_Provided entries_:
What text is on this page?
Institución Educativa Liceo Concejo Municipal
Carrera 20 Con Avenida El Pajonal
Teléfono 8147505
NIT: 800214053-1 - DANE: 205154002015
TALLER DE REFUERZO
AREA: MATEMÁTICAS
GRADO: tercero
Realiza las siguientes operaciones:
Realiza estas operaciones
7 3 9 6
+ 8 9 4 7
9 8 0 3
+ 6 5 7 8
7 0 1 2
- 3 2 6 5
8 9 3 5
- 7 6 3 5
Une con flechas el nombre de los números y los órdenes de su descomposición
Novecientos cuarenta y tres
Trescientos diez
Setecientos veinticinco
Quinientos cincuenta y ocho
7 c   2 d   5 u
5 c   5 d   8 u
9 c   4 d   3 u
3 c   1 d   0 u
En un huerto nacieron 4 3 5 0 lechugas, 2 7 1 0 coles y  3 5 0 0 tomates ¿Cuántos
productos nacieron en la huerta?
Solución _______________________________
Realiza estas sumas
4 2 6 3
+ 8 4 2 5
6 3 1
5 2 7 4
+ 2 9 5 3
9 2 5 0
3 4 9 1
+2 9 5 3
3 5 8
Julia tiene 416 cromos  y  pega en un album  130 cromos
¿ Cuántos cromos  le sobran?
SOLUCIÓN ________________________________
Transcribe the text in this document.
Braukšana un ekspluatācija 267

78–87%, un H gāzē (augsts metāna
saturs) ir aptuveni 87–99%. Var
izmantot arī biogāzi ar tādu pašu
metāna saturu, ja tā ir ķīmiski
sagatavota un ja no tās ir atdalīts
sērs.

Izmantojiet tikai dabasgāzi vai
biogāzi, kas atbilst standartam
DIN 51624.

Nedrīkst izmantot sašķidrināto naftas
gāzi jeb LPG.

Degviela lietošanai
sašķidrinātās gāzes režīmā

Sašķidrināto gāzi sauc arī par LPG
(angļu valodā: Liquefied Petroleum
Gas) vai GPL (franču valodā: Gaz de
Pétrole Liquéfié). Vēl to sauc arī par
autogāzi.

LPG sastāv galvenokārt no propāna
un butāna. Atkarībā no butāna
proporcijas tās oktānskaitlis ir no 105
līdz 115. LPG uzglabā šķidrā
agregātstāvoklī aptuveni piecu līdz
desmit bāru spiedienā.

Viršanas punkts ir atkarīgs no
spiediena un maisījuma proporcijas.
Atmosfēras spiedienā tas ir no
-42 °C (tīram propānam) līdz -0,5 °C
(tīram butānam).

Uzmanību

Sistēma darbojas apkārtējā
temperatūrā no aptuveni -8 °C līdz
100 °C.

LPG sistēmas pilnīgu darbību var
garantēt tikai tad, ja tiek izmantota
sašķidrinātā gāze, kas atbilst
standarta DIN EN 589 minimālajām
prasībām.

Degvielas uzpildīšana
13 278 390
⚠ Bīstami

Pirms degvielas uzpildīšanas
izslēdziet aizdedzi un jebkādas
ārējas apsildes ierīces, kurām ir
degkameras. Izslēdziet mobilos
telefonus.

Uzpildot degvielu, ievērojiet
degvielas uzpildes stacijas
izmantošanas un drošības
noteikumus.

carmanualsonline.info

_Job_: Transcribe each entry precisely, missing none.

_Task solution_:
What text is on this page?
Institución Educativa Liceo Concejo Municipal
Carrera 20 Con Avenida El Pajonal
Teléfono 8147505
NIT: 800214053-1 - DANE: 205154002015
TALLER DE REFUERZO
AREA: MATEMÁTICAS
GRADO: tercero
Realiza las siguientes operaciones:
Realiza estas operaciones
7 3 9 6
+ 8 9 4 7
9 8 0 3
+ 6 5 7 8
7 0 1 2
- 3 2 6 5
8 9 3 5
- 7 6 3 5
Une con flechas el nombre de los números y los órdenes de su descomposición
Novecientos cuarenta y tres
Trescientos diez
Setecientos veinticinco
Quinientos cincuenta y ocho
7 c   2 d   5 u
5 c   5 d   8 u
9 c   4 d   3 u
3 c   1 d   0 u
En un huerto nacieron 4 3 5 0 lechugas, 2 7 1 0 coles y  3 5 0 0 tomates ¿Cuántos
productos nacieron en la huerta?
Solución _______________________________
Realiza estas sumas
4 2 6 3
+ 8 4 2 5
6 3 1
5 2 7 4
+ 2 9 5 3
9 2 5 0
3 4 9 1
+2 9 5 3
3 5 8
Julia tiene 416 cromos  y  pega en un album  130 cromos
¿ Cuántos cromos  le sobran?
SOLUCIÓN ________________________________
Transcribe the text in this document.
Braukšana un ekspluatācija 267

78–87%, un H gāzē (augsts metāna
saturs) ir aptuveni 87–99%. Var
izmantot arī biogāzi ar tādu pašu
metāna saturu, ja tā ir ķīmiski
sagatavota un ja no tās ir atdalīts
sērs.

Izmantojiet tikai dabasgāzi vai
biogāzi, kas atbilst standartam
DIN 51624.

Nedrīkst izmantot sašķidrināto naftas
gāzi jeb LPG.

Degviela lietošanai
sašķidrinātās gāzes režīmā

Sašķidrināto gāzi sauc arī par LPG
(angļu valodā: Liquefied Petroleum
Gas) vai GPL (franču valodā: Gaz de
Pétrole Liquéfié). Vēl to sauc arī par
autogāzi.

LPG sastāv galvenokārt no propāna
un butāna. Atkarībā no butāna
proporcijas tās oktānskaitlis ir no 105
līdz 115. LPG uzglabā šķidrā
agregātstāvoklī aptuveni piecu līdz
desmit bāru spiedienā.

Viršanas punkts ir atkarīgs no
spiediena un maisījuma proporcijas.
Atmosfēras spiedienā tas ir no
-42 °C (tīram propānam) līdz -0,5 °C
(tīram butānam).

Uzmanību

Sistēma darbojas apkārtējā
temperatūrā no aptuveni -8 °C līdz
100 °C.

LPG sistēmas pilnīgu darbību var
garantēt tikai tad, ja tiek izmantota
sašķidrinātā gāze, kas atbilst
standarta DIN EN 589 minimālajām
prasībām.

Degvielas uzpildīšana
13 278 390
⚠ Bīstami

Pirms degvielas uzpildīšanas
izslēdziet aizdedzi un jebkādas
ārējas apsildes ierīces, kurām ir
degkameras. Izslēdziet mobilos
telefonus.

Uzpildot degvielu, ievērojiet
degvielas uzpildes stacijas
izmantošanas un drošības
noteikumus.

carmanualsonline.info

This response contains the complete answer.